→ Instruction
Identify the lines holding "this" and copy them.

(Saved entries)
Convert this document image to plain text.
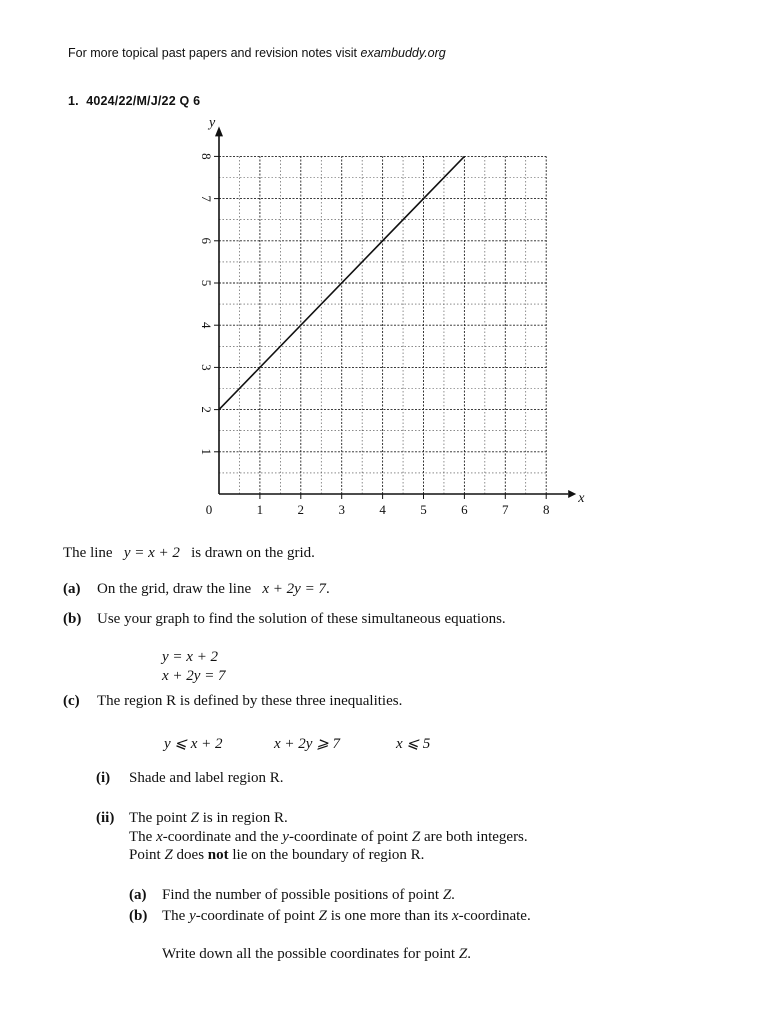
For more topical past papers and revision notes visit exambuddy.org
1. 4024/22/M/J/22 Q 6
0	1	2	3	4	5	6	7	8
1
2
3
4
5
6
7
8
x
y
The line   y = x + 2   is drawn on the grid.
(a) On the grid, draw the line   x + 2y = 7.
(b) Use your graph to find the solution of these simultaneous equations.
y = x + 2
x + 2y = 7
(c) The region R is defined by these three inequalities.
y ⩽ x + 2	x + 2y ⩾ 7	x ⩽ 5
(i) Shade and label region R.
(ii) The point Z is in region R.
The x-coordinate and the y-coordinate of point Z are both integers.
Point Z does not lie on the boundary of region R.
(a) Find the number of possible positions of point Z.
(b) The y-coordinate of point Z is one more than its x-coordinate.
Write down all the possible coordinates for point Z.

--

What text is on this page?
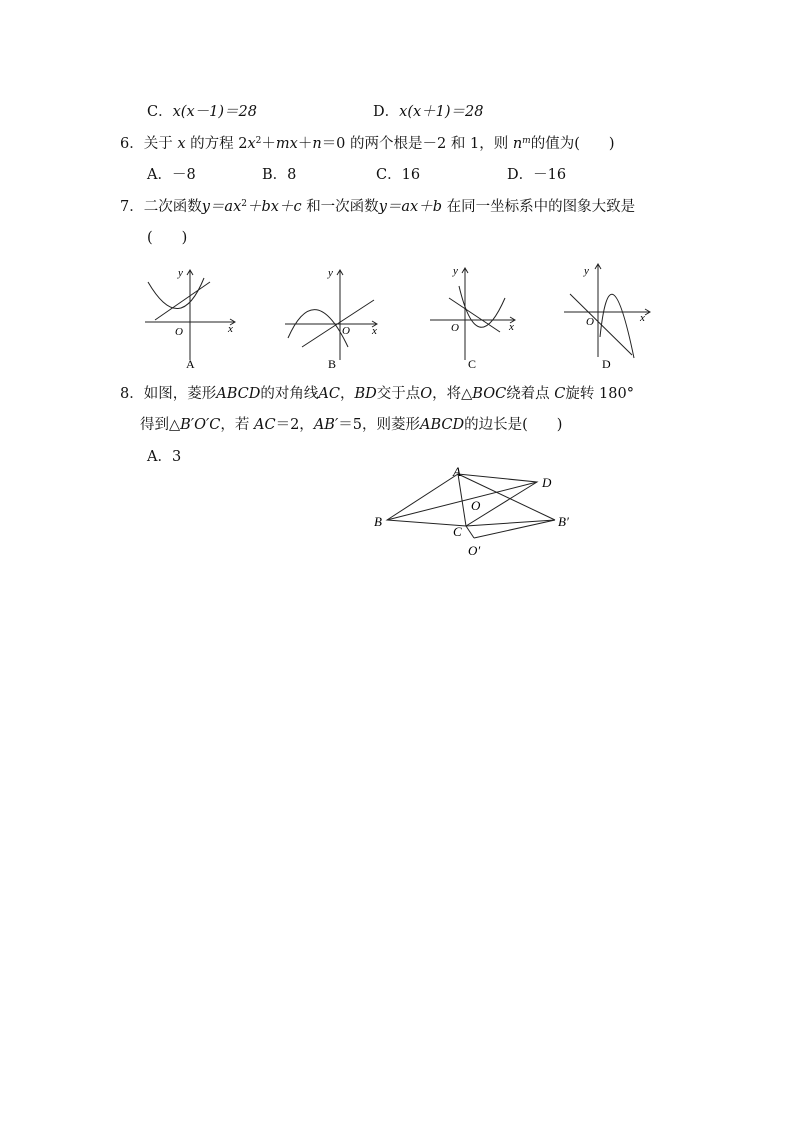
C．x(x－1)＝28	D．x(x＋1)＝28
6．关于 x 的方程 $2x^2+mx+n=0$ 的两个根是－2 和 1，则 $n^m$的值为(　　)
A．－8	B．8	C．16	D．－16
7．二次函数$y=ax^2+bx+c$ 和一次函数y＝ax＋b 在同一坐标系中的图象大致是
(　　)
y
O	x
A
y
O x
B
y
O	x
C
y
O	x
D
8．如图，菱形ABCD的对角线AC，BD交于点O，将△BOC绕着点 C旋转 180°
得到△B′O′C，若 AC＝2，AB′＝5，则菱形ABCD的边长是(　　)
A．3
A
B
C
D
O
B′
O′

→ Completed task
Convert this document image to plain text.
What text is on this page?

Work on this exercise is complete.